(Data items)

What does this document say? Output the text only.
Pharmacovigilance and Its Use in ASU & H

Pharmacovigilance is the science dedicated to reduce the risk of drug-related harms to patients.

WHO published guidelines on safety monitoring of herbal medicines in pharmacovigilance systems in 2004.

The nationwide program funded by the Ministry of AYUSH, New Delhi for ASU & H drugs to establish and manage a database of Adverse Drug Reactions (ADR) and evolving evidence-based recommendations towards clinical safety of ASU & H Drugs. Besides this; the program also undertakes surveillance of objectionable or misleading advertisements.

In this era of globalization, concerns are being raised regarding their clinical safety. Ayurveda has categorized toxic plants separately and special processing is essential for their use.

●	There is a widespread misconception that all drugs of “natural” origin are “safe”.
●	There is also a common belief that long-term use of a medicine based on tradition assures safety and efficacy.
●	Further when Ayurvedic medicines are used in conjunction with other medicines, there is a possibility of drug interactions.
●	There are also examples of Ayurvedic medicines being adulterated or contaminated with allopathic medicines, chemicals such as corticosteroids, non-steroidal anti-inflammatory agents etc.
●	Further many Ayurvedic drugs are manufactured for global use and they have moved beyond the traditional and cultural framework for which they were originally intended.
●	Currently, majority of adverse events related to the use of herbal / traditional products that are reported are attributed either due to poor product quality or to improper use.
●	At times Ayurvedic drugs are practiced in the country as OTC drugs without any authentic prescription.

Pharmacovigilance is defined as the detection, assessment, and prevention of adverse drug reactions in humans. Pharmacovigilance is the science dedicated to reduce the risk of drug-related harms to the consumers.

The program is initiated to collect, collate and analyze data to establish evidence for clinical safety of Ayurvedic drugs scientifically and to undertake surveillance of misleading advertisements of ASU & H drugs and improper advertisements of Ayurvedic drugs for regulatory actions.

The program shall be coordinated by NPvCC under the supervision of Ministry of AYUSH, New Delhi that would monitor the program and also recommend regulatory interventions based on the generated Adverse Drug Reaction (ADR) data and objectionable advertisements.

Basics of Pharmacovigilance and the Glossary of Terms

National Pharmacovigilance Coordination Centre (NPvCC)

> [Your objective]:
Return all of the entries exactly as written.

> [Answer to this problem]:
What does this document say? Output the text only.
Pharmacovigilance and Its Use in ASU & H

Pharmacovigilance is the science dedicated to reduce the risk of drug-related harms to patients.

WHO published guidelines on safety monitoring of herbal medicines in pharmacovigilance systems in 2004.

The nationwide program funded by the Ministry of AYUSH, New Delhi for ASU & H drugs to establish and manage a database of Adverse Drug Reactions (ADR) and evolving evidence-based recommendations towards clinical safety of ASU & H Drugs. Besides this; the program also undertakes surveillance of objectionable or misleading advertisements.

In this era of globalization, concerns are being raised regarding their clinical safety. Ayurveda has categorized toxic plants separately and special processing is essential for their use.

●	There is a widespread misconception that all drugs of “natural” origin are “safe”.
●	There is also a common belief that long-term use of a medicine based on tradition assures safety and efficacy.
●	Further when Ayurvedic medicines are used in conjunction with other medicines, there is a possibility of drug interactions.
●	There are also examples of Ayurvedic medicines being adulterated or contaminated with allopathic medicines, chemicals such as corticosteroids, non-steroidal anti-inflammatory agents etc.
●	Further many Ayurvedic drugs are manufactured for global use and they have moved beyond the traditional and cultural framework for which they were originally intended.
●	Currently, majority of adverse events related to the use of herbal / traditional products that are reported are attributed either due to poor product quality or to improper use.
●	At times Ayurvedic drugs are practiced in the country as OTC drugs without any authentic prescription.

Pharmacovigilance is defined as the detection, assessment, and prevention of adverse drug reactions in humans. Pharmacovigilance is the science dedicated to reduce the risk of drug-related harms to the consumers.

The program is initiated to collect, collate and analyze data to establish evidence for clinical safety of Ayurvedic drugs scientifically and to undertake surveillance of misleading advertisements of ASU & H drugs and improper advertisements of Ayurvedic drugs for regulatory actions.

The program shall be coordinated by NPvCC under the supervision of Ministry of AYUSH, New Delhi that would monitor the program and also recommend regulatory interventions based on the generated Adverse Drug Reaction (ADR) data and objectionable advertisements.

Basics of Pharmacovigilance and the Glossary of Terms

National Pharmacovigilance Coordination Centre (NPvCC)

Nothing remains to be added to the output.